__WORK INSTRUCTIONS__: Each entry should be quoted word for word, including every mark of punctuation.

__TASK INPUTS__:
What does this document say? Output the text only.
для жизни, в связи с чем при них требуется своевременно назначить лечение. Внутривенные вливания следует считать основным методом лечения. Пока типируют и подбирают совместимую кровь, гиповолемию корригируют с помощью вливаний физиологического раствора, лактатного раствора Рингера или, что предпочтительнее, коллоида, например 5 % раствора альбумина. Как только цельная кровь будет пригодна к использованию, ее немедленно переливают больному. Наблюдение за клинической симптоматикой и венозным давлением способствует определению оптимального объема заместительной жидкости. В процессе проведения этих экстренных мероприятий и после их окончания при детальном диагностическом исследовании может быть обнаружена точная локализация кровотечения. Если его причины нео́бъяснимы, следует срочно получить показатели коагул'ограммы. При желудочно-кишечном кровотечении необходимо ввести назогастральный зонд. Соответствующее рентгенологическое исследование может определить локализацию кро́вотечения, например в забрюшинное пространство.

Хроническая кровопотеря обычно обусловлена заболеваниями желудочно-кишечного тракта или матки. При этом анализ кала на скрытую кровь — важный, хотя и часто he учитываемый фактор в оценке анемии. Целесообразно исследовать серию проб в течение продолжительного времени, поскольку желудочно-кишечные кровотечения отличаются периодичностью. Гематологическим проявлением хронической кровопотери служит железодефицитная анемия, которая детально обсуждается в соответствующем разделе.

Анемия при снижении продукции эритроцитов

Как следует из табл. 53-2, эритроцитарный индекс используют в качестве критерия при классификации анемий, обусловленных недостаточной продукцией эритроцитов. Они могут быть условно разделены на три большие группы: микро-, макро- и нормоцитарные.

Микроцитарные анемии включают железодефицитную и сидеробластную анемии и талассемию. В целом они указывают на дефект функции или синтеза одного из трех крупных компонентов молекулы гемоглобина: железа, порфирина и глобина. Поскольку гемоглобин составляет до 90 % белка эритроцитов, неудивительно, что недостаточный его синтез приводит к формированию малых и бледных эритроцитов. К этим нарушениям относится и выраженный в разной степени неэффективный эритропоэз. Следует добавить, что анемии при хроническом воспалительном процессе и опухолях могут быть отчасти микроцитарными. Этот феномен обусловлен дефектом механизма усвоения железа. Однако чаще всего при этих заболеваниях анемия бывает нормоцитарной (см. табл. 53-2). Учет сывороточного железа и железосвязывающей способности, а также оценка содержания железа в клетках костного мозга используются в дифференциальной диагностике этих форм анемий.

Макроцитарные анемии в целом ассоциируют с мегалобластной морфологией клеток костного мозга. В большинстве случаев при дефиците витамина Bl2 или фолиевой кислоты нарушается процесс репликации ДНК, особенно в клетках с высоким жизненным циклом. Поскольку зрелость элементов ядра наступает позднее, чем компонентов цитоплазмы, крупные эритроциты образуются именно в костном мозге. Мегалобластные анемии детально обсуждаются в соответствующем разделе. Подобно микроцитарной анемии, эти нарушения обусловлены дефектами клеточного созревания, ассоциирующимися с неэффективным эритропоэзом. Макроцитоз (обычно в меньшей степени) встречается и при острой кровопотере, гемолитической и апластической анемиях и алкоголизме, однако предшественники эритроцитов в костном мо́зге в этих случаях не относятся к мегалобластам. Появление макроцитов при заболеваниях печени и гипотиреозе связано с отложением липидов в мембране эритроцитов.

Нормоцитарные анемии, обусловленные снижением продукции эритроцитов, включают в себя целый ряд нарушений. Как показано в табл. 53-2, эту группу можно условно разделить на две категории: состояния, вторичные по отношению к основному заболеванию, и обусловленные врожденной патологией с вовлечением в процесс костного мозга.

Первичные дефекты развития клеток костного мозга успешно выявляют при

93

__EXERCISE SOLUTION__:
What does this document say? Output the text only.
для жизни, в связи с чем при них требуется своевременно назначить лечение. Внутривенные вливания следует считать основным методом лечения. Пока типируют и подбирают совместимую кровь, гиповолемию корригируют с помощью вливаний физиологического раствора, лактатного раствора Рингера или, что предпочтительнее, коллоида, например 5 % раствора альбумина. Как только цельная кровь будет пригодна к использованию, ее немедленно переливают больному. Наблюдение за клинической симптоматикой и венозным давлением способствует определению оптимального объема заместительной жидкости. В процессе проведения этих экстренных мероприятий и после их окончания при детальном диагностическом исследовании может быть обнаружена точная локализация кровотечения. Если его причины нео́бъяснимы, следует срочно получить показатели коагул'ограммы. При желудочно-кишечном кровотечении необходимо ввести назогастральный зонд. Соответствующее рентгенологическое исследование может определить локализацию кро́вотечения, например в забрюшинное пространство.

Хроническая кровопотеря обычно обусловлена заболеваниями желудочно-кишечного тракта или матки. При этом анализ кала на скрытую кровь — важный, хотя и часто he учитываемый фактор в оценке анемии. Целесообразно исследовать серию проб в течение продолжительного времени, поскольку желудочно-кишечные кровотечения отличаются периодичностью. Гематологическим проявлением хронической кровопотери служит железодефицитная анемия, которая детально обсуждается в соответствующем разделе.

Анемия при снижении продукции эритроцитов

Как следует из табл. 53-2, эритроцитарный индекс используют в качестве критерия при классификации анемий, обусловленных недостаточной продукцией эритроцитов. Они могут быть условно разделены на три большие группы: микро-, макро- и нормоцитарные.

Микроцитарные анемии включают железодефицитную и сидеробластную анемии и талассемию. В целом они указывают на дефект функции или синтеза одного из трех крупных компонентов молекулы гемоглобина: железа, порфирина и глобина. Поскольку гемоглобин составляет до 90 % белка эритроцитов, неудивительно, что недостаточный его синтез приводит к формированию малых и бледных эритроцитов. К этим нарушениям относится и выраженный в разной степени неэффективный эритропоэз. Следует добавить, что анемии при хроническом воспалительном процессе и опухолях могут быть отчасти микроцитарными. Этот феномен обусловлен дефектом механизма усвоения железа. Однако чаще всего при этих заболеваниях анемия бывает нормоцитарной (см. табл. 53-2). Учет сывороточного железа и железосвязывающей способности, а также оценка содержания железа в клетках костного мозга используются в дифференциальной диагностике этих форм анемий.

Макроцитарные анемии в целом ассоциируют с мегалобластной морфологией клеток костного мозга. В большинстве случаев при дефиците витамина Bl2 или фолиевой кислоты нарушается процесс репликации ДНК, особенно в клетках с высоким жизненным циклом. Поскольку зрелость элементов ядра наступает позднее, чем компонентов цитоплазмы, крупные эритроциты образуются именно в костном мозге. Мегалобластные анемии детально обсуждаются в соответствующем разделе. Подобно микроцитарной анемии, эти нарушения обусловлены дефектами клеточного созревания, ассоциирующимися с неэффективным эритропоэзом. Макроцитоз (обычно в меньшей степени) встречается и при острой кровопотере, гемолитической и апластической анемиях и алкоголизме, однако предшественники эритроцитов в костном мо́зге в этих случаях не относятся к мегалобластам. Появление макроцитов при заболеваниях печени и гипотиреозе связано с отложением липидов в мембране эритроцитов.

Нормоцитарные анемии, обусловленные снижением продукции эритроцитов, включают в себя целый ряд нарушений. Как показано в табл. 53-2, эту группу можно условно разделить на две категории: состояния, вторичные по отношению к основному заболеванию, и обусловленные врожденной патологией с вовлечением в процесс костного мозга.

Первичные дефекты развития клеток костного мозга успешно выявляют при

93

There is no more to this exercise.